• **Excerpt from a dataset**
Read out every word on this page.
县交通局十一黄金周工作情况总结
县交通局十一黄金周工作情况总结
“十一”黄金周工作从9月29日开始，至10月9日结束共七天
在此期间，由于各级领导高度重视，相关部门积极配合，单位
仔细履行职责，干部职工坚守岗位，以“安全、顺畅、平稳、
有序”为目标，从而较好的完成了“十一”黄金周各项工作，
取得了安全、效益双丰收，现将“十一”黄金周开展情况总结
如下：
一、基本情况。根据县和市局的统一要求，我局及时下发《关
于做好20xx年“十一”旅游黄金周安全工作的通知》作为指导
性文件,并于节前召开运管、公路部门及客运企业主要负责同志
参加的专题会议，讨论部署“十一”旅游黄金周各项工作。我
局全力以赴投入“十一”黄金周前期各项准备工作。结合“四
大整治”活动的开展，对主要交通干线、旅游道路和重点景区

• **WHAT IS NEEDED**
Write down all the entries again without a single difference.

• **ANSWER TO THE EXERCISE**
Read out every word on this page.
县交通局十一黄金周工作情况总结
县交通局十一黄金周工作情况总结
“十一”黄金周工作从9月29日开始，至10月9日结束共七天
在此期间，由于各级领导高度重视，相关部门积极配合，单位
仔细履行职责，干部职工坚守岗位，以“安全、顺畅、平稳、
有序”为目标，从而较好的完成了“十一”黄金周各项工作，
取得了安全、效益双丰收，现将“十一”黄金周开展情况总结
如下：
一、基本情况。根据县和市局的统一要求，我局及时下发《关
于做好20xx年“十一”旅游黄金周安全工作的通知》作为指导
性文件,并于节前召开运管、公路部门及客运企业主要负责同志
参加的专题会议，讨论部署“十一”旅游黄金周各项工作。我
局全力以赴投入“十一”黄金周前期各项准备工作。结合“四
大整治”活动的开展，对主要交通干线、旅游道路和重点景区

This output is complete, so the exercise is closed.